• **TASK TO COMPLETE**: Leave out the pictures, then reproduce the rest of the material exactly.

• **Data records**:
-.-.-
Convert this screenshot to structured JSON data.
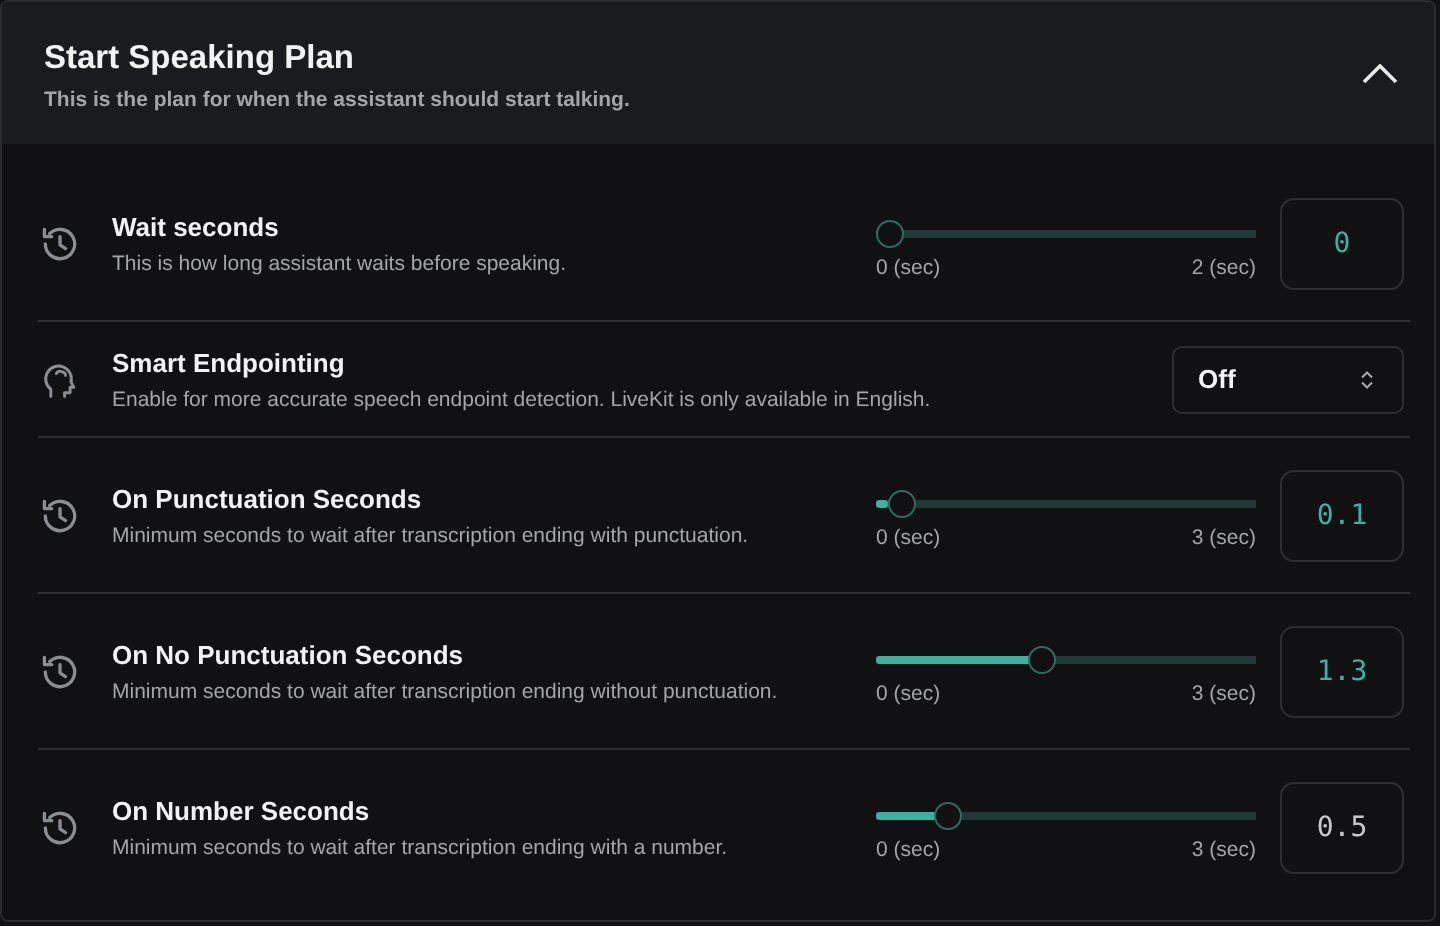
{
  "panel": {
    "title": "Start Speaking Plan",
    "subtitle": "This is the plan for when the assistant should start talking.",
    "expanded": true
  },
  "settings": [
    {
      "kind": "slider",
      "title": "Wait seconds",
      "description": "This is how long assistant waits before speaking.",
      "level": 0,
      "min_label": "0 (sec)",
      "max_label": "2 (sec)",
      "value": "0",
      "highlighted": true
    },
    {
      "kind": "select",
      "title": "Smart Endpointing",
      "description": "Enable for more accurate speech endpoint detection. LiveKit is only available in English.",
      "value": "Off"
    },
    {
      "kind": "slider",
      "title": "On Punctuation Seconds",
      "description": "Minimum seconds to wait after transcription ending with punctuation.",
      "level": 0.033,
      "min_label": "0 (sec)",
      "max_label": "3 (sec)",
      "value": "0.1",
      "highlighted": true
    },
    {
      "kind": "slider",
      "title": "On No Punctuation Seconds",
      "description": "Minimum seconds to wait after transcription ending without punctuation.",
      "level": 0.433,
      "min_label": "0 (sec)",
      "max_label": "3 (sec)",
      "value": "1.3",
      "highlighted": true
    },
    {
      "kind": "slider",
      "title": "On Number Seconds",
      "description": "Minimum seconds to wait after transcription ending with a number.",
      "level": 0.167,
      "min_label": "0 (sec)",
      "max_label": "3 (sec)",
      "value": "0.5",
      "highlighted": false
    }
  ]
}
-.-.-
• **RESPONSE**:
Convert this screenshot to structured JSON data.
{
  "panel": {
    "title": "Start Speaking Plan",
    "subtitle": "This is the plan for when the assistant should start talking.",
    "expanded": true
  },
  "settings": [
    {
      "kind": "slider",
      "title": "Wait seconds",
      "description": "This is how long assistant waits before speaking.",
      "level": 0,
      "min_label": "0 (sec)",
      "max_label": "2 (sec)",
      "value": "0",
      "highlighted": true
    },
    {
      "kind": "select",
      "title": "Smart Endpointing",
      "description": "Enable for more accurate speech endpoint detection. LiveKit is only available in English.",
      "value": "Off"
    },
    {
      "kind": "slider",
      "title": "On Punctuation Seconds",
      "description": "Minimum seconds to wait after transcription ending with punctuation.",
      "level": 0.033,
      "min_label": "0 (sec)",
      "max_label": "3 (sec)",
      "value": "0.1",
      "highlighted": true
    },
    {
      "kind": "slider",
      "title": "On No Punctuation Seconds",
      "description": "Minimum seconds to wait after transcription ending without punctuation.",
      "level": 0.433,
      "min_label": "0 (sec)",
      "max_label": "3 (sec)",
      "value": "1.3",
      "highlighted": true
    },
    {
      "kind": "slider",
      "title": "On Number Seconds",
      "description": "Minimum seconds to wait after transcription ending with a number.",
      "level": 0.167,
      "min_label": "0 (sec)",
      "max_label": "3 (sec)",
      "value": "0.5",
      "highlighted": false
    }
  ]
}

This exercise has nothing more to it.